**REQUIRED TASK**
Could you write out every entry exactly as it stands?

━━━━━ EXERCISE MATERIALS

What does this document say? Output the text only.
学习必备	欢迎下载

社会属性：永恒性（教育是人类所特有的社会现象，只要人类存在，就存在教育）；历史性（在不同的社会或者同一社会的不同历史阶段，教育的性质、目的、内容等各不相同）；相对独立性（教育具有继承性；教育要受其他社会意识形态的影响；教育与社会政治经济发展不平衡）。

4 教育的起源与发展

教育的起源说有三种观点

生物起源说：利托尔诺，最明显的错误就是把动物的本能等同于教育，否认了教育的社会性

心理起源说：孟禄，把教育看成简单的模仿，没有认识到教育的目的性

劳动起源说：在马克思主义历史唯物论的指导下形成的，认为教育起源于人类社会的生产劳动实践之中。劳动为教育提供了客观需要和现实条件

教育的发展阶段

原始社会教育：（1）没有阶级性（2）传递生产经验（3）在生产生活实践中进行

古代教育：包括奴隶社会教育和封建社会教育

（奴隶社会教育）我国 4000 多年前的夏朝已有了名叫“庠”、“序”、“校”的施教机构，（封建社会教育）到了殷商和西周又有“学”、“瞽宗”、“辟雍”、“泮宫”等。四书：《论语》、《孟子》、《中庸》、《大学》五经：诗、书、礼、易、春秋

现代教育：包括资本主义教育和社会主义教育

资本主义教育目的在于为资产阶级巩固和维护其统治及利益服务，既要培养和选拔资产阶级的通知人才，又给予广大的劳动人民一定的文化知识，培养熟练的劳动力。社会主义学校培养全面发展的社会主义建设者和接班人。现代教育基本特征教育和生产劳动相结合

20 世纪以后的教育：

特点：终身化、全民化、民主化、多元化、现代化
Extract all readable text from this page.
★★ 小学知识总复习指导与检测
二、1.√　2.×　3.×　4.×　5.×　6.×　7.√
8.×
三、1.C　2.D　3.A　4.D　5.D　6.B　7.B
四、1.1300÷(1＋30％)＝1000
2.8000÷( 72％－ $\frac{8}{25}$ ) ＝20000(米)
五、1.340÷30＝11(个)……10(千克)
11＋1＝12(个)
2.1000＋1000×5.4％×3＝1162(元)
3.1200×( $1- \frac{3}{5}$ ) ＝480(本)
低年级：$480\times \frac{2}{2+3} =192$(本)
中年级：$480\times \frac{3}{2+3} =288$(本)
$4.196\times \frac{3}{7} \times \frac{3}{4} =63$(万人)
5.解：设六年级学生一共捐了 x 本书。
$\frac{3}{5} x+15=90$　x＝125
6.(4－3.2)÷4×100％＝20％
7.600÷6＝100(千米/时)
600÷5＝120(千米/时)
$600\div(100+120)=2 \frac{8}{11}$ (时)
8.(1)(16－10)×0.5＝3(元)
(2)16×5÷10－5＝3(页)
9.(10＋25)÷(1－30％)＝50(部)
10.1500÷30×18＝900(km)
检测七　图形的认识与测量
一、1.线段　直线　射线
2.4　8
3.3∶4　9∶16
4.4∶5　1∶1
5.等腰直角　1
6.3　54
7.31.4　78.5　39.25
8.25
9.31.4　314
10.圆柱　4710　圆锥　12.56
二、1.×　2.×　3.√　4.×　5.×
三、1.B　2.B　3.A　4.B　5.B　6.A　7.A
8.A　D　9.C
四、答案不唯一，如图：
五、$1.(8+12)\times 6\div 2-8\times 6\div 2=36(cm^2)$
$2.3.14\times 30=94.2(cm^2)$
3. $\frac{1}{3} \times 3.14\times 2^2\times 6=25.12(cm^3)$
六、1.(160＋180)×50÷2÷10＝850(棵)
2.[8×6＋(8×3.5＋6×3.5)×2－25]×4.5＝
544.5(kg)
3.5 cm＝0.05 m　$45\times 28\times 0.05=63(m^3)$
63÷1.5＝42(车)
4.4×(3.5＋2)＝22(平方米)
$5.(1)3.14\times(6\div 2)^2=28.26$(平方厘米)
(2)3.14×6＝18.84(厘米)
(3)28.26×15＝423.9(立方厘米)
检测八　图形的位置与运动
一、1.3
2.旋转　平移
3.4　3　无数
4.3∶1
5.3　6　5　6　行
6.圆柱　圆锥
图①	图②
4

━━━━━━━━━━

**OUTPUT BELOW**
What does this document say? Output the text only.
学习必备	欢迎下载

社会属性：永恒性（教育是人类所特有的社会现象，只要人类存在，就存在教育）；历史性（在不同的社会或者同一社会的不同历史阶段，教育的性质、目的、内容等各不相同）；相对独立性（教育具有继承性；教育要受其他社会意识形态的影响；教育与社会政治经济发展不平衡）。

4 教育的起源与发展

教育的起源说有三种观点

生物起源说：利托尔诺，最明显的错误就是把动物的本能等同于教育，否认了教育的社会性

心理起源说：孟禄，把教育看成简单的模仿，没有认识到教育的目的性

劳动起源说：在马克思主义历史唯物论的指导下形成的，认为教育起源于人类社会的生产劳动实践之中。劳动为教育提供了客观需要和现实条件

教育的发展阶段

原始社会教育：（1）没有阶级性（2）传递生产经验（3）在生产生活实践中进行

古代教育：包括奴隶社会教育和封建社会教育

（奴隶社会教育）我国 4000 多年前的夏朝已有了名叫“庠”、“序”、“校”的施教机构，（封建社会教育）到了殷商和西周又有“学”、“瞽宗”、“辟雍”、“泮宫”等。四书：《论语》、《孟子》、《中庸》、《大学》五经：诗、书、礼、易、春秋

现代教育：包括资本主义教育和社会主义教育

资本主义教育目的在于为资产阶级巩固和维护其统治及利益服务，既要培养和选拔资产阶级的通知人才，又给予广大的劳动人民一定的文化知识，培养熟练的劳动力。社会主义学校培养全面发展的社会主义建设者和接班人。现代教育基本特征教育和生产劳动相结合

20 世纪以后的教育：

特点：终身化、全民化、民主化、多元化、现代化
Extract all readable text from this page.
★★ 小学知识总复习指导与检测
二、1.√　2.×　3.×　4.×　5.×　6.×　7.√
8.×
三、1.C　2.D　3.A　4.D　5.D　6.B　7.B
四、1.1300÷(1＋30％)＝1000
2.8000÷( 72％－ $\frac{8}{25}$ ) ＝20000(米)
五、1.340÷30＝11(个)……10(千克)
11＋1＝12(个)
2.1000＋1000×5.4％×3＝1162(元)
3.1200×( $1- \frac{3}{5}$ ) ＝480(本)
低年级：$480\times \frac{2}{2+3} =192$(本)
中年级：$480\times \frac{3}{2+3} =288$(本)
$4.196\times \frac{3}{7} \times \frac{3}{4} =63$(万人)
5.解：设六年级学生一共捐了 x 本书。
$\frac{3}{5} x+15=90$　x＝125
6.(4－3.2)÷4×100％＝20％
7.600÷6＝100(千米/时)
600÷5＝120(千米/时)
$600\div(100+120)=2 \frac{8}{11}$ (时)
8.(1)(16－10)×0.5＝3(元)
(2)16×5÷10－5＝3(页)
9.(10＋25)÷(1－30％)＝50(部)
10.1500÷30×18＝900(km)
检测七　图形的认识与测量
一、1.线段　直线　射线
2.4　8
3.3∶4　9∶16
4.4∶5　1∶1
5.等腰直角　1
6.3　54
7.31.4　78.5　39.25
8.25
9.31.4　314
10.圆柱　4710　圆锥　12.56
二、1.×　2.×　3.√　4.×　5.×
三、1.B　2.B　3.A　4.B　5.B　6.A　7.A
8.A　D　9.C
四、答案不唯一，如图：
五、$1.(8+12)\times 6\div 2-8\times 6\div 2=36(cm^2)$
$2.3.14\times 30=94.2(cm^2)$
3. $\frac{1}{3} \times 3.14\times 2^2\times 6=25.12(cm^3)$
六、1.(160＋180)×50÷2÷10＝850(棵)
2.[8×6＋(8×3.5＋6×3.5)×2－25]×4.5＝
544.5(kg)
3.5 cm＝0.05 m　$45\times 28\times 0.05=63(m^3)$
63÷1.5＝42(车)
4.4×(3.5＋2)＝22(平方米)
$5.(1)3.14\times(6\div 2)^2=28.26$(平方厘米)
(2)3.14×6＝18.84(厘米)
(3)28.26×15＝423.9(立方厘米)
检测八　图形的位置与运动
一、1.3
2.旋转　平移
3.4　3　无数
4.3∶1
5.3　6　5　6　行
6.圆柱　圆锥
图①	图②
4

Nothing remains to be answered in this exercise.